**THE REQUEST**
Print the full listing exactly.

**TASK MATERIAL**
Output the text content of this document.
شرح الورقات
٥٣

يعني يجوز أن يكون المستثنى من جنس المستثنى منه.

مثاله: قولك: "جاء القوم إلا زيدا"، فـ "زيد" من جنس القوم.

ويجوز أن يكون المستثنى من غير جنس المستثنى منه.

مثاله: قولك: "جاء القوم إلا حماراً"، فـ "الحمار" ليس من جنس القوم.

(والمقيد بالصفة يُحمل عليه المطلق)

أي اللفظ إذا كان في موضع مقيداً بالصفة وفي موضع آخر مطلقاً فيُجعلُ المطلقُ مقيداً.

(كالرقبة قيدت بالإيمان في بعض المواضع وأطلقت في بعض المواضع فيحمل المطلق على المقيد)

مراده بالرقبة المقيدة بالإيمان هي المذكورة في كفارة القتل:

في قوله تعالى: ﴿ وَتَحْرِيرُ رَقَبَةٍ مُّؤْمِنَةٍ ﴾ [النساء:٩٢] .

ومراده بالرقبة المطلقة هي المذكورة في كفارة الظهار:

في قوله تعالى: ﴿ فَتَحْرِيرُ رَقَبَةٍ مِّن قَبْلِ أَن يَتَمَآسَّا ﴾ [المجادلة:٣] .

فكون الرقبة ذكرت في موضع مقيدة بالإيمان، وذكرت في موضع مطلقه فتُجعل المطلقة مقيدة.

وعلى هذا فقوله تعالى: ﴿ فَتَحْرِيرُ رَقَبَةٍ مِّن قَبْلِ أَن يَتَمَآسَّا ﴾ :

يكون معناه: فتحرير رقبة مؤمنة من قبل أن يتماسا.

**CORRECT RESULT**
Output the text content of this document.
شرح الورقات
٥٣

يعني يجوز أن يكون المستثنى من جنس المستثنى منه.

مثاله: قولك: "جاء القوم إلا زيدا"، فـ "زيد" من جنس القوم.

ويجوز أن يكون المستثنى من غير جنس المستثنى منه.

مثاله: قولك: "جاء القوم إلا حماراً"، فـ "الحمار" ليس من جنس القوم.

(والمقيد بالصفة يُحمل عليه المطلق)

أي اللفظ إذا كان في موضع مقيداً بالصفة وفي موضع آخر مطلقاً فيُجعلُ المطلقُ مقيداً.

(كالرقبة قيدت بالإيمان في بعض المواضع وأطلقت في بعض المواضع فيحمل المطلق على المقيد)

مراده بالرقبة المقيدة بالإيمان هي المذكورة في كفارة القتل:

في قوله تعالى: ﴿ وَتَحْرِيرُ رَقَبَةٍ مُّؤْمِنَةٍ ﴾ [النساء:٩٢] .

ومراده بالرقبة المطلقة هي المذكورة في كفارة الظهار:

في قوله تعالى: ﴿ فَتَحْرِيرُ رَقَبَةٍ مِّن قَبْلِ أَن يَتَمَآسَّا ﴾ [المجادلة:٣] .

فكون الرقبة ذكرت في موضع مقيدة بالإيمان، وذكرت في موضع مطلقه فتُجعل المطلقة مقيدة.

وعلى هذا فقوله تعالى: ﴿ فَتَحْرِيرُ رَقَبَةٍ مِّن قَبْلِ أَن يَتَمَآسَّا ﴾ :

يكون معناه: فتحرير رقبة مؤمنة من قبل أن يتماسا.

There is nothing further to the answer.